::: Record list

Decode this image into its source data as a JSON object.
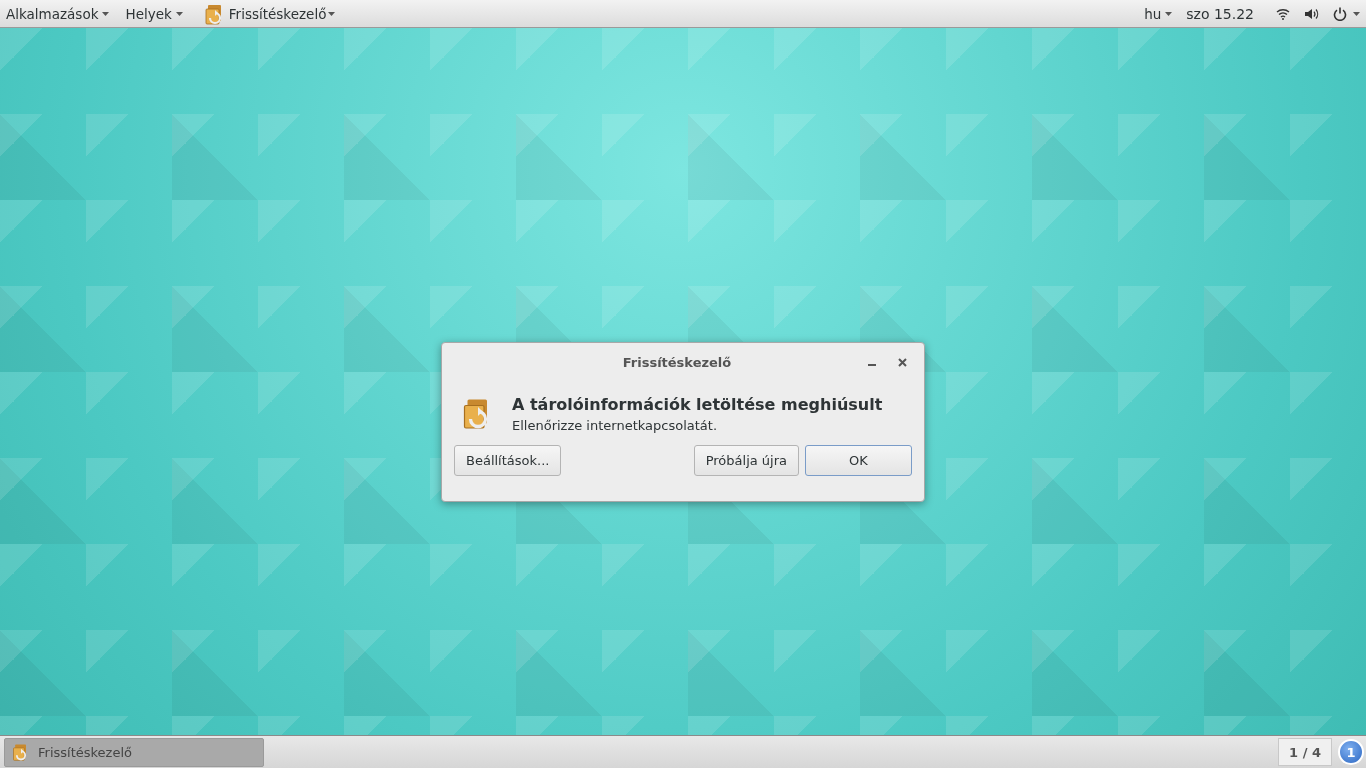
{
  "top_bar": {
    "menus": [
      {
        "label": "Alkalmazások"
      },
      {
        "label": "Helyek"
      }
    ],
    "app_menu": {
      "label": "Frissítéskezelő"
    },
    "keyboard_layout": "hu",
    "clock": "szo 15.22"
  },
  "dialog": {
    "title": "Frissítéskezelő",
    "heading": "A tárolóinformációk letöltése meghiúsult",
    "message": "Ellenőrizze internetkapcsolatát.",
    "buttons": [
      {
        "label": "Beállítások...",
        "default": false
      },
      {
        "label": "Próbálja újra",
        "default": false
      },
      {
        "label": "OK",
        "default": true
      }
    ]
  },
  "bottom_panel": {
    "windows": [
      {
        "label": "Frissítéskezelő",
        "selected": true
      }
    ],
    "workspace": "1 / 4",
    "notification_count": "1"
  }
}
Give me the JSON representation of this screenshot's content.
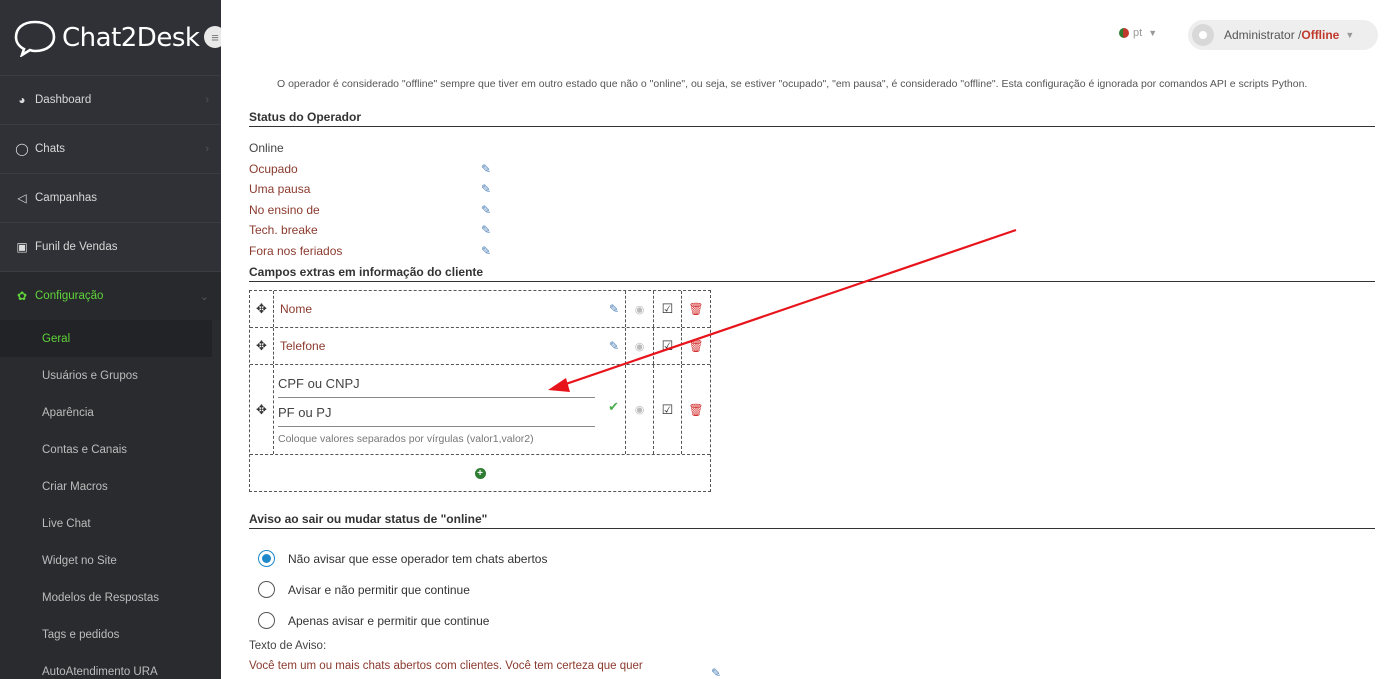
{
  "app": {
    "logo_text": "Chat2Desk"
  },
  "topbar": {
    "lang": "pt",
    "user": "Administrator / ",
    "status": "Offline"
  },
  "sidebar": {
    "items": [
      {
        "label": "Dashboard"
      },
      {
        "label": "Chats"
      },
      {
        "label": "Campanhas"
      },
      {
        "label": "Funil de Vendas"
      },
      {
        "label": "Configuração"
      }
    ],
    "sub_items": [
      {
        "label": "Geral"
      },
      {
        "label": "Usuários e Grupos"
      },
      {
        "label": "Aparência"
      },
      {
        "label": "Contas e Canais"
      },
      {
        "label": "Criar Macros"
      },
      {
        "label": "Live Chat"
      },
      {
        "label": "Widget no Site"
      },
      {
        "label": "Modelos de Respostas"
      },
      {
        "label": "Tags e pedidos"
      },
      {
        "label": "AutoAtendimento URA"
      }
    ]
  },
  "main": {
    "notice": "O operador é considerado \"offline\" sempre que tiver em outro estado que não o \"online\", ou seja, se estiver \"ocupado\", \"em pausa\", é considerado \"offline\". Esta configuração é ignorada por comandos API e scripts Python.",
    "status_title": "Status do Operador",
    "statuses": [
      "Online",
      "Ocupado",
      "Uma pausa",
      "No ensino de",
      "Tech. breake",
      "Fora nos feriados"
    ],
    "fields_title": "Campos extras em informação do cliente",
    "fields": [
      {
        "name": "Nome"
      },
      {
        "name": "Telefone"
      }
    ],
    "edit_field": {
      "name_value": "CPF ou CNPJ",
      "values_value": "PF ou PJ",
      "hint": "Coloque valores separados por vírgulas (valor1,valor2)"
    },
    "aviso_title": "Aviso ao sair ou mudar status de \"online\"",
    "options": [
      {
        "label": "Não avisar que esse operador tem chats abertos",
        "selected": true
      },
      {
        "label": "Avisar e não permitir que continue",
        "selected": false
      },
      {
        "label": "Apenas avisar e permitir que continue",
        "selected": false
      }
    ],
    "warn_label": "Texto de Aviso:",
    "warn_text": "Você tem um ou mais chats abertos com clientes. Você tem certeza que quer"
  },
  "colors": {
    "sidebar_bg": "#2f3136",
    "accent_green": "#5fd43a",
    "link_red": "#8b3a2e",
    "radio_blue": "#1e88c8",
    "arrow_red": "#e8141c"
  }
}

::::::

**What the task asks**
Leave out every picture and copy the rest of the records exactly.

**Solution to this task**
Decode this image into its source data as a JSON object.
{
  "top_bar": {
    "menus": [
      {
        "label": "Alkalmazások"
      },
      {
        "label": "Helyek"
      }
    ],
    "app_menu": {
      "label": "Frissítéskezelő"
    },
    "keyboard_layout": "hu",
    "clock": "szo 15.22"
  },
  "dialog": {
    "title": "Frissítéskezelő",
    "heading": "A tárolóinformációk letöltése meghiúsult",
    "message": "Ellenőrizze internetkapcsolatát.",
    "buttons": [
      {
        "label": "Beállítások...",
        "default": false
      },
      {
        "label": "Próbálja újra",
        "default": false
      },
      {
        "label": "OK",
        "default": true
      }
    ]
  },
  "bottom_panel": {
    "windows": [
      {
        "label": "Frissítéskezelő",
        "selected": true
      }
    ],
    "workspace": "1 / 4",
    "notification_count": "1"
  }
}
Give me the JSON representation of this screenshot's content.
{
  "app": {
    "logo_text": "Chat2Desk"
  },
  "topbar": {
    "lang": "pt",
    "user": "Administrator / ",
    "status": "Offline"
  },
  "sidebar": {
    "items": [
      {
        "label": "Dashboard"
      },
      {
        "label": "Chats"
      },
      {
        "label": "Campanhas"
      },
      {
        "label": "Funil de Vendas"
      },
      {
        "label": "Configuração"
      }
    ],
    "sub_items": [
      {
        "label": "Geral"
      },
      {
        "label": "Usuários e Grupos"
      },
      {
        "label": "Aparência"
      },
      {
        "label": "Contas e Canais"
      },
      {
        "label": "Criar Macros"
      },
      {
        "label": "Live Chat"
      },
      {
        "label": "Widget no Site"
      },
      {
        "label": "Modelos de Respostas"
      },
      {
        "label": "Tags e pedidos"
      },
      {
        "label": "AutoAtendimento URA"
      }
    ]
  },
  "main": {
    "notice": "O operador é considerado \"offline\" sempre que tiver em outro estado que não o \"online\", ou seja, se estiver \"ocupado\", \"em pausa\", é considerado \"offline\". Esta configuração é ignorada por comandos API e scripts Python.",
    "status_title": "Status do Operador",
    "statuses": [
      "Online",
      "Ocupado",
      "Uma pausa",
      "No ensino de",
      "Tech. breake",
      "Fora nos feriados"
    ],
    "fields_title": "Campos extras em informação do cliente",
    "fields": [
      {
        "name": "Nome"
      },
      {
        "name": "Telefone"
      }
    ],
    "edit_field": {
      "name_value": "CPF ou CNPJ",
      "values_value": "PF ou PJ",
      "hint": "Coloque valores separados por vírgulas (valor1,valor2)"
    },
    "aviso_title": "Aviso ao sair ou mudar status de \"online\"",
    "options": [
      {
        "label": "Não avisar que esse operador tem chats abertos",
        "selected": true
      },
      {
        "label": "Avisar e não permitir que continue",
        "selected": false
      },
      {
        "label": "Apenas avisar e permitir que continue",
        "selected": false
      }
    ],
    "warn_label": "Texto de Aviso:",
    "warn_text": "Você tem um ou mais chats abertos com clientes. Você tem certeza que quer"
  },
  "colors": {
    "sidebar_bg": "#2f3136",
    "accent_green": "#5fd43a",
    "link_red": "#8b3a2e",
    "radio_blue": "#1e88c8",
    "arrow_red": "#e8141c"
  }
}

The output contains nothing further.